*** TEXT EXCERPT
Giter Site home page Giter Site logo

abdur75648 / utrnet-high-resolution-urdu-text-recognition Goto Github PK

View Code? Open in Web Editor NEW
33.0 6.0 8.0 119 KB

UTRNet: High-Resolution Urdu Text Recognition In Printed Documents (ICDAR'23)

Home Page: https://abdur75648.github.io/UTRNet/

License: Other

Python 100.00%
document-analysis high-resolution hrnet icdar icdar2023 ocr scene-text-recognition text-detection text-recognition unet

utrnet-high-resolution-urdu-text-recognition's Introduction

UTRNet: High-Resolution Urdu Text Recognition

UTRNet Website arXiv SpringerLink SpringerLink Demo

Official Implementation of the paper "UTRNet: High-Resolution Urdu Text Recognition In Printed Documents"
******
*** DATASET EXTRACT
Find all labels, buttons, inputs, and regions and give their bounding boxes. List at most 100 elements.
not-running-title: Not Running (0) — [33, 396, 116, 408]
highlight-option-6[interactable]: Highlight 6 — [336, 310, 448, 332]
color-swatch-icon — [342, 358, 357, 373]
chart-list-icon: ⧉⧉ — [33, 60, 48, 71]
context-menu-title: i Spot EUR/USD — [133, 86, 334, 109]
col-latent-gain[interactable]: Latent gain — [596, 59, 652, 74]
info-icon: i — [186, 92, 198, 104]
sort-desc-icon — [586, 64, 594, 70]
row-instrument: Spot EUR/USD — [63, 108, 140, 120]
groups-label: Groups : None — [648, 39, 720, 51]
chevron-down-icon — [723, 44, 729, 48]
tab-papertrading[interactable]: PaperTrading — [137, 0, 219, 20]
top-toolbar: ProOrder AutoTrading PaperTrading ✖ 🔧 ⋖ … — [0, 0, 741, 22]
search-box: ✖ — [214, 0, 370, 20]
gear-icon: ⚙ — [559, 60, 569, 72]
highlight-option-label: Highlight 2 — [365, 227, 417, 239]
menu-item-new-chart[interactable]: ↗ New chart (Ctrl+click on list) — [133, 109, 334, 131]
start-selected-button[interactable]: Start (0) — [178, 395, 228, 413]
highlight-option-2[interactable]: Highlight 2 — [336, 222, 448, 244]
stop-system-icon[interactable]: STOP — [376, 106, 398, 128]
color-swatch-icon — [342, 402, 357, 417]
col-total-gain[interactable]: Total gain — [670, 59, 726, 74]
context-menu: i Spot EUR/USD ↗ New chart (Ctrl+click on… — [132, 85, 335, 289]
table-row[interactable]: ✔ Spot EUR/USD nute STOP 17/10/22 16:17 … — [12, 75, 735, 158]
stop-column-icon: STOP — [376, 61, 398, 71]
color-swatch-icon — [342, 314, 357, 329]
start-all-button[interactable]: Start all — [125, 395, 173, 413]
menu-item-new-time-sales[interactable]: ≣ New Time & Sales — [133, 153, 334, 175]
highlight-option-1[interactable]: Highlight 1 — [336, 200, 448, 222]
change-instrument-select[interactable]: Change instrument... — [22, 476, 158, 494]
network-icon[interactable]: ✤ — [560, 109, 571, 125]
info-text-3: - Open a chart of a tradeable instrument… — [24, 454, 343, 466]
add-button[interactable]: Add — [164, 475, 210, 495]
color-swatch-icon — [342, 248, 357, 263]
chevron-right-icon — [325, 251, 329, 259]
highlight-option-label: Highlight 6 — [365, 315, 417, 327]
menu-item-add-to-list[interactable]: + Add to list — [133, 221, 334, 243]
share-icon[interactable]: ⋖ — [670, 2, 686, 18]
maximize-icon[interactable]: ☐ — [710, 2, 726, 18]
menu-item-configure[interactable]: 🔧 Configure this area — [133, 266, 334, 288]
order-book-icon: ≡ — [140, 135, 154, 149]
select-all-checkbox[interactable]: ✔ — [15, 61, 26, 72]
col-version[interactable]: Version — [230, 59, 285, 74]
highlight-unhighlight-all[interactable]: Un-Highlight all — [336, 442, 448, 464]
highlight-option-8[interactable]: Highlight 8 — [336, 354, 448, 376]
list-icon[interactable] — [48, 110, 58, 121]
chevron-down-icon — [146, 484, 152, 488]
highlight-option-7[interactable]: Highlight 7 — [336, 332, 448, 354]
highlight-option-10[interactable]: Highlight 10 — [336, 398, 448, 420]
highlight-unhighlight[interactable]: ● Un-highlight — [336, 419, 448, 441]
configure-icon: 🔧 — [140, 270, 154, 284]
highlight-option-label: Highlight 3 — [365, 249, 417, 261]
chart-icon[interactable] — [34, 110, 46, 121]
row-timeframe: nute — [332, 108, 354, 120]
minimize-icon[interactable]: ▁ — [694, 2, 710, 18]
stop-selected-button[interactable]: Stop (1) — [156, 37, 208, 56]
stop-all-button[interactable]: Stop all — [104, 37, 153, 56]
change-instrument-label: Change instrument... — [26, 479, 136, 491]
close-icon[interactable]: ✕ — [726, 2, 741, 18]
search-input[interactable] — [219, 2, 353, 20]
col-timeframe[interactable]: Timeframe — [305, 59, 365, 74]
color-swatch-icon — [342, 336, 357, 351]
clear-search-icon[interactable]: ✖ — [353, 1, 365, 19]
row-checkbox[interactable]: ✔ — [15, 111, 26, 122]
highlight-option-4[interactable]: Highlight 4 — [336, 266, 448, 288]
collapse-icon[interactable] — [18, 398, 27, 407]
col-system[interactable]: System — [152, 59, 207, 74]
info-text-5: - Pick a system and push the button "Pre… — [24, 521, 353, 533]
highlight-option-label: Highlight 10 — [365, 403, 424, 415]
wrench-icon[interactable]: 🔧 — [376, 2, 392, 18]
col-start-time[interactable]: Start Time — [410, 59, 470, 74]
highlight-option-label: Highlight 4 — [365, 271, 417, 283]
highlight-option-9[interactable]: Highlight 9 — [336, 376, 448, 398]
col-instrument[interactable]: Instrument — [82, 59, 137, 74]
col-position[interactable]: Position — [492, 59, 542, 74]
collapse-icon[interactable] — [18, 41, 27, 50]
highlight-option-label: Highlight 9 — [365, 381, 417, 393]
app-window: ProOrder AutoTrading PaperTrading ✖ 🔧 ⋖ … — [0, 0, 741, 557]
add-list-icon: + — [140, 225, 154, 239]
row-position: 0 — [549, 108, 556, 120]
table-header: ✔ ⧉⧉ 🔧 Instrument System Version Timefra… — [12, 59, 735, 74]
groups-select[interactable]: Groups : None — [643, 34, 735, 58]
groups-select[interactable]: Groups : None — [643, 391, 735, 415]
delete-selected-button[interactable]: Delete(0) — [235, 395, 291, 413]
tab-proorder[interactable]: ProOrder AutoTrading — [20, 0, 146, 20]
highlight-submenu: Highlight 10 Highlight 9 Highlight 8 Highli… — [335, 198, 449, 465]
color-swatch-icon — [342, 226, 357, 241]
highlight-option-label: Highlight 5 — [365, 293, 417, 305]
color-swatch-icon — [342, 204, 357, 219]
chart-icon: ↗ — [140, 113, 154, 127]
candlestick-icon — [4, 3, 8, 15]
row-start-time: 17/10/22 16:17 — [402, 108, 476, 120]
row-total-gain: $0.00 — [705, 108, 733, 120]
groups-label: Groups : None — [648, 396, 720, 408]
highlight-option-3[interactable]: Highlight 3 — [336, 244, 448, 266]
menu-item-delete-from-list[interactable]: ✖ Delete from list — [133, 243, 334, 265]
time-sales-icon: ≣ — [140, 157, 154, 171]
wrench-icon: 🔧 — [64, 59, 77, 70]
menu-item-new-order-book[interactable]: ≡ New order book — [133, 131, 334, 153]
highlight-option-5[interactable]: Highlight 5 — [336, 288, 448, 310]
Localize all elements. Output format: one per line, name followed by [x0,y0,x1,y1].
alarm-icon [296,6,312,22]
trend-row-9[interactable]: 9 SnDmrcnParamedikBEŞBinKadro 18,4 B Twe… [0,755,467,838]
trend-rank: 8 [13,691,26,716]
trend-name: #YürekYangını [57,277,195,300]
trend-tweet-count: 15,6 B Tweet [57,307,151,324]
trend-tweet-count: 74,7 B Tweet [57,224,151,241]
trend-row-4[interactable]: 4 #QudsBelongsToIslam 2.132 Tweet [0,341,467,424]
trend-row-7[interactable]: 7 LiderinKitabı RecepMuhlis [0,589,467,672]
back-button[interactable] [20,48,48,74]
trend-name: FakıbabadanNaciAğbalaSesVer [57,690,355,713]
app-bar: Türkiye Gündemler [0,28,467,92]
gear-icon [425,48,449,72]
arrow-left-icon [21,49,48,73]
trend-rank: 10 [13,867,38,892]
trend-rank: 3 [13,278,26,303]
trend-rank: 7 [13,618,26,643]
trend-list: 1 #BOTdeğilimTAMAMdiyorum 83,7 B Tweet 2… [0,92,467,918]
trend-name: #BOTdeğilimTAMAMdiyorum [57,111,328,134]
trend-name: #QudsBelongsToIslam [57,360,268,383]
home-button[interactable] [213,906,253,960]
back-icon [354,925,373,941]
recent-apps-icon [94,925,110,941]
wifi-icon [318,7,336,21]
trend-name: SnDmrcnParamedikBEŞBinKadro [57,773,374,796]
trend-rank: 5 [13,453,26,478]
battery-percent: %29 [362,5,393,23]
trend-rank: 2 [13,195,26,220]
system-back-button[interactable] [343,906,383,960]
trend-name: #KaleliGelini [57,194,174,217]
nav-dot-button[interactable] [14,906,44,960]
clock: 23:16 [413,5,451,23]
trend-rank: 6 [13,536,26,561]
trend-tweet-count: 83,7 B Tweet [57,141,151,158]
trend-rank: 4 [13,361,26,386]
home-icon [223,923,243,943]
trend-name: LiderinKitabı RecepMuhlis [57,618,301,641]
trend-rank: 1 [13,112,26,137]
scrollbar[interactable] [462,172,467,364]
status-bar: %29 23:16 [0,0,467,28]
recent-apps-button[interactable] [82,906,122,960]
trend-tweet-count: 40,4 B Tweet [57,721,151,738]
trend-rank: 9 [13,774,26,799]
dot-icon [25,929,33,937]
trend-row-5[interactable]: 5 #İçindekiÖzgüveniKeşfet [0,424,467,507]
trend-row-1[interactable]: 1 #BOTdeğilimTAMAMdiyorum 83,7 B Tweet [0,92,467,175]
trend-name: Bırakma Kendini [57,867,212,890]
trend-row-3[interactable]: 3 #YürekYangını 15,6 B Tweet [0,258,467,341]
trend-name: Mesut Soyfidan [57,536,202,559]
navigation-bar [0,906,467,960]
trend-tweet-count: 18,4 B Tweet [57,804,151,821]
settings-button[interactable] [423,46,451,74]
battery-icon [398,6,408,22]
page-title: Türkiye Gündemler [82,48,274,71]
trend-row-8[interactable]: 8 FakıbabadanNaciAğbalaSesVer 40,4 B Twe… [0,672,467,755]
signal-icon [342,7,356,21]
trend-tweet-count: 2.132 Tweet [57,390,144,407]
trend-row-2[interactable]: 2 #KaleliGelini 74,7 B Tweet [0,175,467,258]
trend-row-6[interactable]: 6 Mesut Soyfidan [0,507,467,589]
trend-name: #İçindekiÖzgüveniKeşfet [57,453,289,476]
******
**PROBLEM DETAILS:** Retype the passage of the page on the UTRNet Urdu text recognition project that lies between "abdur75648 / utrnet-high-resolution-urdu-text-recognition" and "Printed Documents (ICDAR'23)", inclusive.

**COMPLETE ANSWER:**
abdur75648 / utrnet-high-resolution-urdu-text-recognition Goto Github PK

View Code? Open in Web Editor NEW
33.0 6.0 8.0 119 KB

UTRNet: High-Resolution Urdu Text Recognition In Printed Documents (ICDAR'23)